#### EXERCISE INPUT ####
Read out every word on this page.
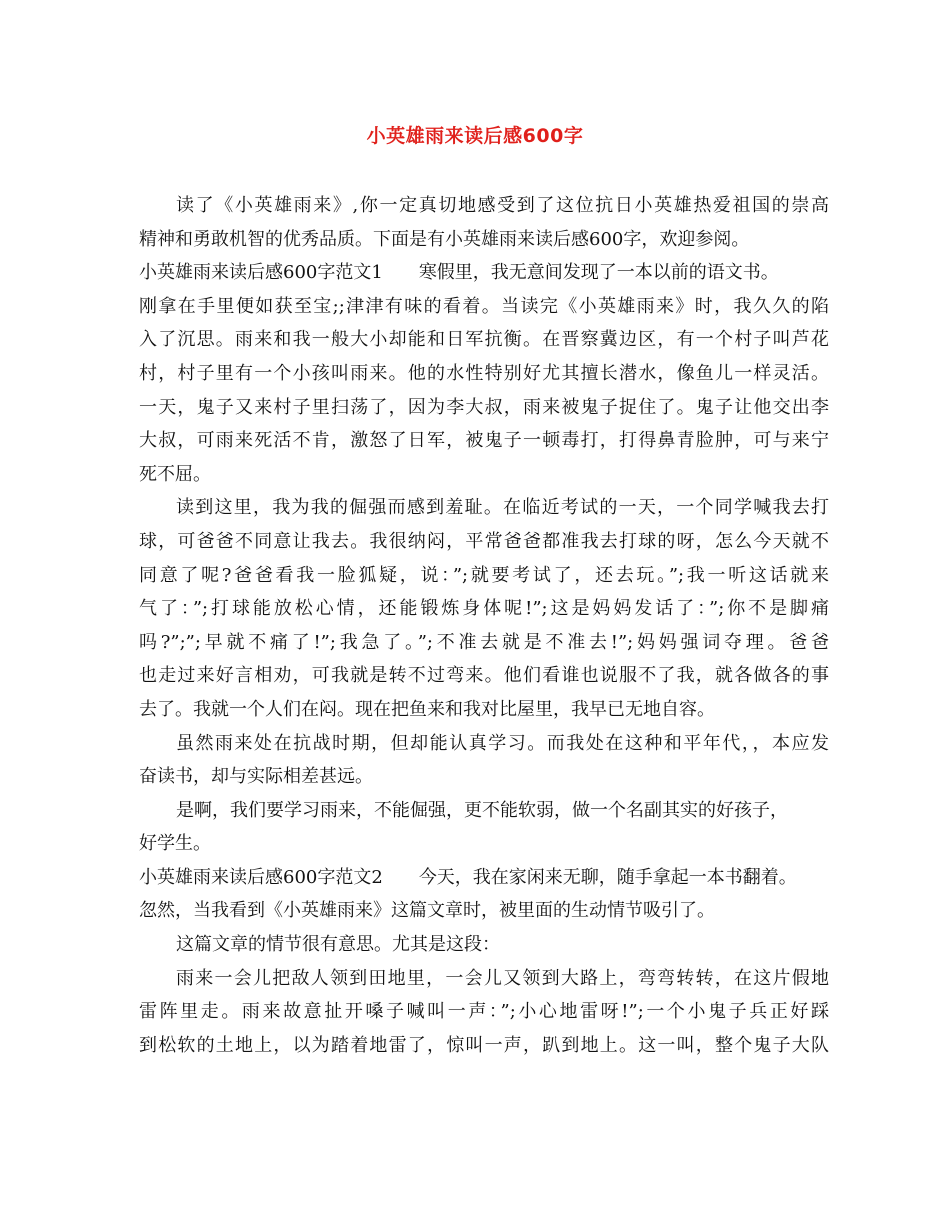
小英雄雨来读后感600字
读了《小英雄雨来》,你一定真切地感受到了这位抗日小英雄热爱祖国的崇高
精神和勇敢机智的优秀品质。下面是有小英雄雨来读后感600字，欢迎参阅。
小英雄雨来读后感600字范文1 寒假里，我无意间发现了一本以前的语文书。
刚拿在手里便如获至宝;;津津有味的看着。当读完《小英雄雨来》时，我久久的陷
入了沉思。雨来和我一般大小却能和日军抗衡。在晋察冀边区，有一个村子叫芦花
村，村子里有一个小孩叫雨来。他的水性特别好尤其擅长潜水，像鱼儿一样灵活。
一天，鬼子又来村子里扫荡了，因为李大叔，雨来被鬼子捉住了。鬼子让他交出李
大叔，可雨来死活不肯，激怒了日军，被鬼子一顿毒打，打得鼻青脸肿，可与来宁
死不屈。
读到这里，我为我的倔强而感到羞耻。在临近考试的一天，一个同学喊我去打
球，可爸爸不同意让我去。我很纳闷，平常爸爸都准我去打球的呀，怎么今天就不
同意了呢?爸爸看我一脸狐疑，说：”;就要考试了，还去玩。”;我一听这话就来
气了：”;打球能放松心情，还能锻炼身体呢!”;这是妈妈发话了：”;你不是脚痛
吗?”;”;早就不痛了!”;我急了。”;不准去就是不准去!”;妈妈强词夺理。爸爸
也走过来好言相劝，可我就是转不过弯来。他们看谁也说服不了我，就各做各的事
去了。我就一个人们在闷。现在把鱼来和我对比屋里，我早已无地自容。
虽然雨来处在抗战时期，但却能认真学习。而我处在这种和平年代，，本应发
奋读书，却与实际相差甚远。
是啊，我们要学习雨来，不能倔强，更不能软弱，做一个名副其实的好孩子，
好学生。
小英雄雨来读后感600字范文2 今天，我在家闲来无聊，随手拿起一本书翻着。
忽然，当我看到《小英雄雨来》这篇文章时，被里面的生动情节吸引了。
这篇文章的情节很有意思。尤其是这段：
雨来一会儿把敌人领到田地里，一会儿又领到大路上，弯弯转转，在这片假地
雷阵里走。雨来故意扯开嗓子喊叫一声：”;小心地雷呀!”;一个小鬼子兵正好踩
到松软的土地上，以为踏着地雷了，惊叫一声，趴到地上。这一叫，整个鬼子大队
####
GOAL:
Copy out every line of the material above exactly, skipping the pictures.

OUTPUT FOR THIS TASK:
Read out every word on this page.
小英雄雨来读后感600字
读了《小英雄雨来》,你一定真切地感受到了这位抗日小英雄热爱祖国的崇高
精神和勇敢机智的优秀品质。下面是有小英雄雨来读后感600字，欢迎参阅。
小英雄雨来读后感600字范文1 寒假里，我无意间发现了一本以前的语文书。
刚拿在手里便如获至宝;;津津有味的看着。当读完《小英雄雨来》时，我久久的陷
入了沉思。雨来和我一般大小却能和日军抗衡。在晋察冀边区，有一个村子叫芦花
村，村子里有一个小孩叫雨来。他的水性特别好尤其擅长潜水，像鱼儿一样灵活。
一天，鬼子又来村子里扫荡了，因为李大叔，雨来被鬼子捉住了。鬼子让他交出李
大叔，可雨来死活不肯，激怒了日军，被鬼子一顿毒打，打得鼻青脸肿，可与来宁
死不屈。
读到这里，我为我的倔强而感到羞耻。在临近考试的一天，一个同学喊我去打
球，可爸爸不同意让我去。我很纳闷，平常爸爸都准我去打球的呀，怎么今天就不
同意了呢?爸爸看我一脸狐疑，说：”;就要考试了，还去玩。”;我一听这话就来
气了：”;打球能放松心情，还能锻炼身体呢!”;这是妈妈发话了：”;你不是脚痛
吗?”;”;早就不痛了!”;我急了。”;不准去就是不准去!”;妈妈强词夺理。爸爸
也走过来好言相劝，可我就是转不过弯来。他们看谁也说服不了我，就各做各的事
去了。我就一个人们在闷。现在把鱼来和我对比屋里，我早已无地自容。
虽然雨来处在抗战时期，但却能认真学习。而我处在这种和平年代，，本应发
奋读书，却与实际相差甚远。
是啊，我们要学习雨来，不能倔强，更不能软弱，做一个名副其实的好孩子，
好学生。
小英雄雨来读后感600字范文2 今天，我在家闲来无聊，随手拿起一本书翻着。
忽然，当我看到《小英雄雨来》这篇文章时，被里面的生动情节吸引了。
这篇文章的情节很有意思。尤其是这段：
雨来一会儿把敌人领到田地里，一会儿又领到大路上，弯弯转转，在这片假地
雷阵里走。雨来故意扯开嗓子喊叫一声：”;小心地雷呀!”;一个小鬼子兵正好踩
到松软的土地上，以为踏着地雷了，惊叫一声，趴到地上。这一叫，整个鬼子大队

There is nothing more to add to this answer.